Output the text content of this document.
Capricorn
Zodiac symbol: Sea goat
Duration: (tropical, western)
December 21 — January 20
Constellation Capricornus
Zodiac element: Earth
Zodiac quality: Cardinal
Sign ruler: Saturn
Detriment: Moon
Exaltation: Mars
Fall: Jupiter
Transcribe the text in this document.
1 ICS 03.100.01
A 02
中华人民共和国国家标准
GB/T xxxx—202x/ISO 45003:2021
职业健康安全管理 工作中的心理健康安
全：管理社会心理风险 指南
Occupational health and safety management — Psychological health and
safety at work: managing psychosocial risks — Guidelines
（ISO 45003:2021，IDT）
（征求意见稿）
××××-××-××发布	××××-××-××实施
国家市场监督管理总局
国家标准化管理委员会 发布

───

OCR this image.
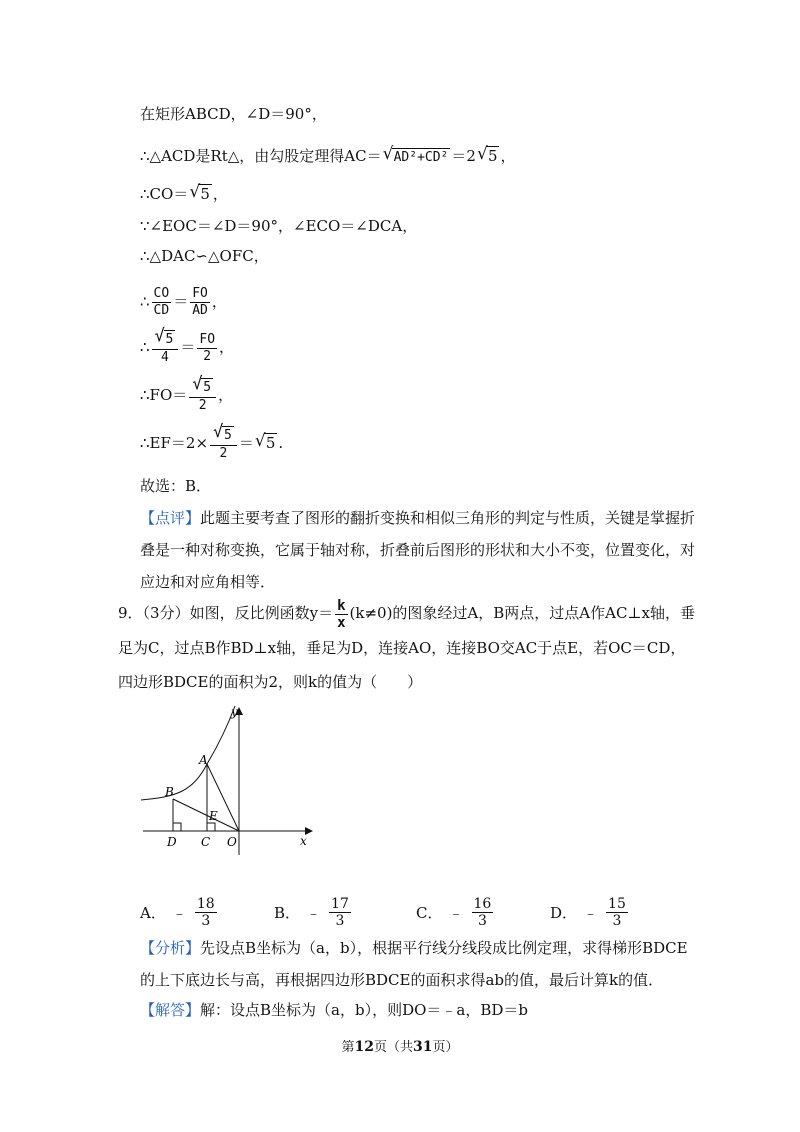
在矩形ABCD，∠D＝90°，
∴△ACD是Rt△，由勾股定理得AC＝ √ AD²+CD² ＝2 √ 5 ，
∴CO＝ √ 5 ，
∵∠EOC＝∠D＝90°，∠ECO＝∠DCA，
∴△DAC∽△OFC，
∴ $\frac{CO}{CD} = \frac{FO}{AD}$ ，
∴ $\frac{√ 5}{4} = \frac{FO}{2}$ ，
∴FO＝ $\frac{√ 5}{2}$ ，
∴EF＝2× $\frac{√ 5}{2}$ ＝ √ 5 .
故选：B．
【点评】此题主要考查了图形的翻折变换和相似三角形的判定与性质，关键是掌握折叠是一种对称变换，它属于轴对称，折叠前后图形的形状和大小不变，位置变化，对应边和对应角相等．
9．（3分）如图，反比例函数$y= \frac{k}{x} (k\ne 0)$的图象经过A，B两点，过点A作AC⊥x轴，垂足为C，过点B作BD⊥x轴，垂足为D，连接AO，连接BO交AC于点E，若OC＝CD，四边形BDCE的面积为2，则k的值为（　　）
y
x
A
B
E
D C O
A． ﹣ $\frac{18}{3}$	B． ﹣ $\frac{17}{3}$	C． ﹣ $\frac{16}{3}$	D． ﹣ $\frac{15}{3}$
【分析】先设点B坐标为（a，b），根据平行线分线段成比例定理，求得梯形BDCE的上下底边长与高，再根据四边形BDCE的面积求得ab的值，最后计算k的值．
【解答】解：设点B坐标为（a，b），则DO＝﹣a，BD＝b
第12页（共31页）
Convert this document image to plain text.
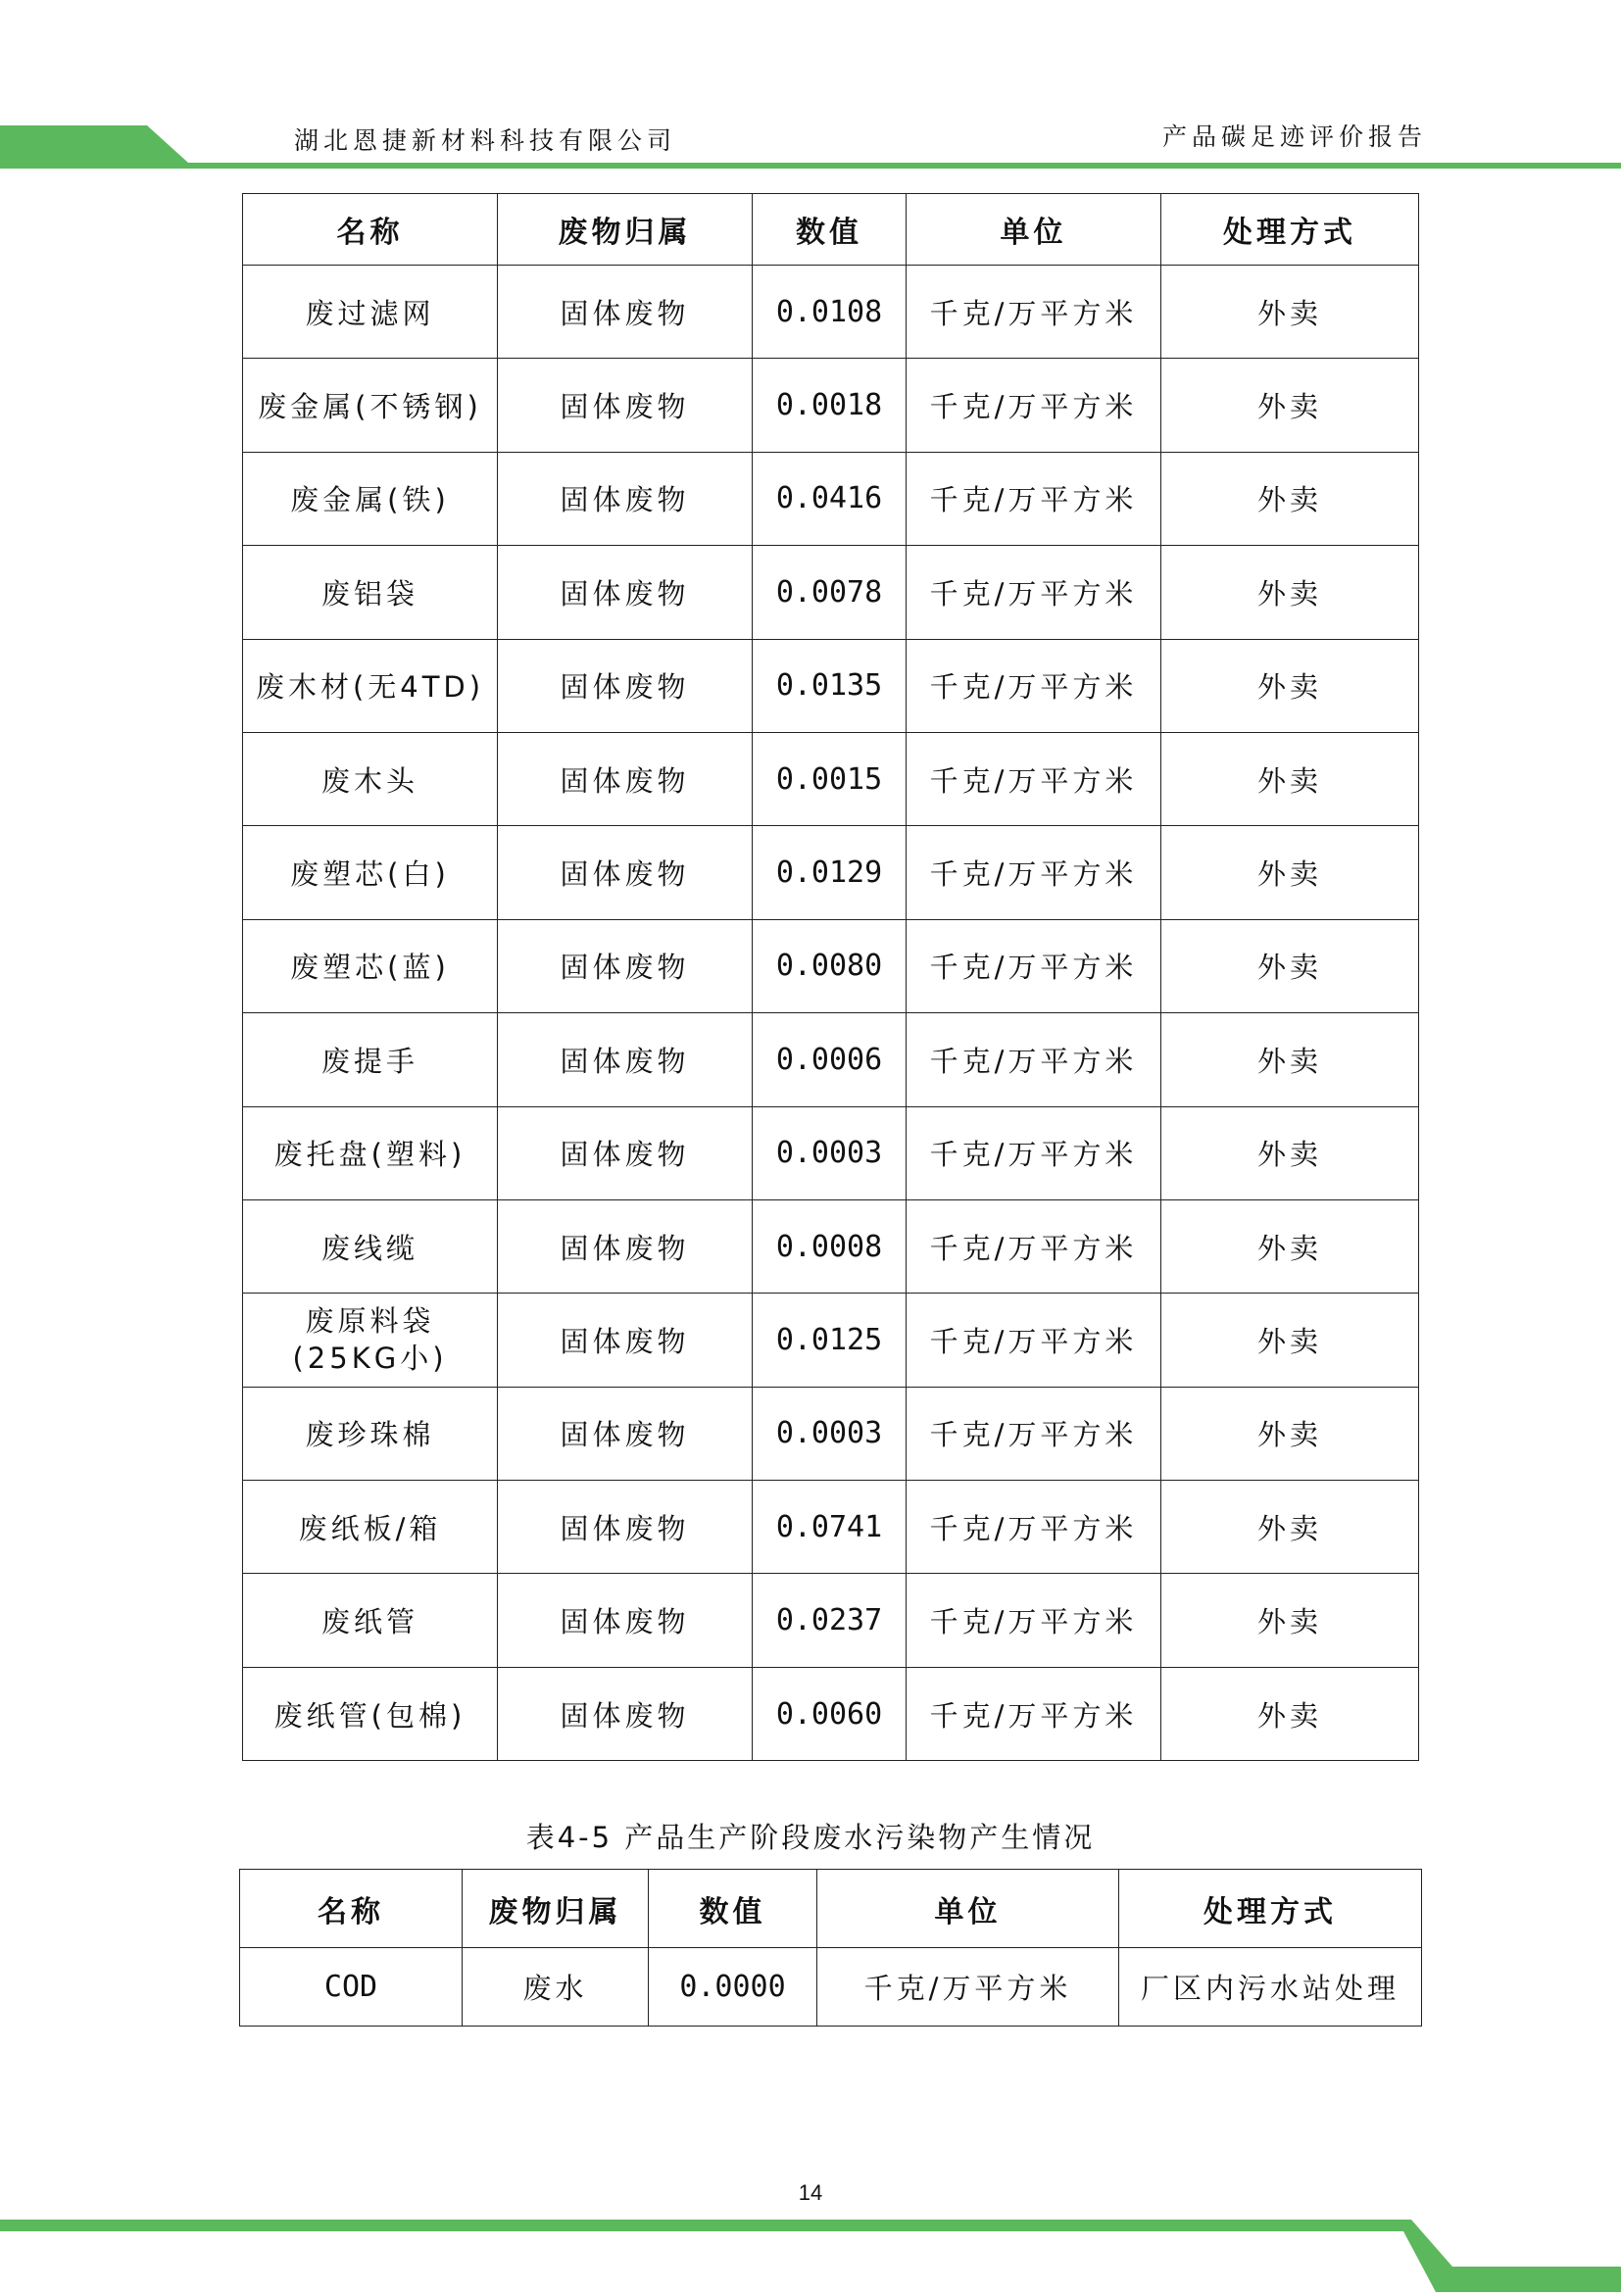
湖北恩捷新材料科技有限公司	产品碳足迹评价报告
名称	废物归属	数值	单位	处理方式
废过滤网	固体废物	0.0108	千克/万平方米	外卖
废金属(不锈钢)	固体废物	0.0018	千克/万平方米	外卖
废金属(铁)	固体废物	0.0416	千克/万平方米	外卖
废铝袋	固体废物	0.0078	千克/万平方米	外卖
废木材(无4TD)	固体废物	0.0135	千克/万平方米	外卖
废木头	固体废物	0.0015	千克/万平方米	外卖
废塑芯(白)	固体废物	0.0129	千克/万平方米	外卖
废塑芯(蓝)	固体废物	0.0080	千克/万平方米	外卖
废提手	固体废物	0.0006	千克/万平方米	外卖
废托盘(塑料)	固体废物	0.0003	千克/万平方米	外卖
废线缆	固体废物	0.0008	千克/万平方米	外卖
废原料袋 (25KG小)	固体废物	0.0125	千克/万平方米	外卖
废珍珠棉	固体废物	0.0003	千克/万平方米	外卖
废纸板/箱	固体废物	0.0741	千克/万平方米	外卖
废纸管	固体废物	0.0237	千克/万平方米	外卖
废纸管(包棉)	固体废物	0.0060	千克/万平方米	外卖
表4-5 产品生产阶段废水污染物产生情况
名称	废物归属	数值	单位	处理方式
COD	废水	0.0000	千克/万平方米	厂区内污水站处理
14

───

Copy out each line of the data where the string "safety" appears.

Complete answer |
Occupational health and safety management — Psychological health and
safety at work: managing psychosocial risks — Guidelines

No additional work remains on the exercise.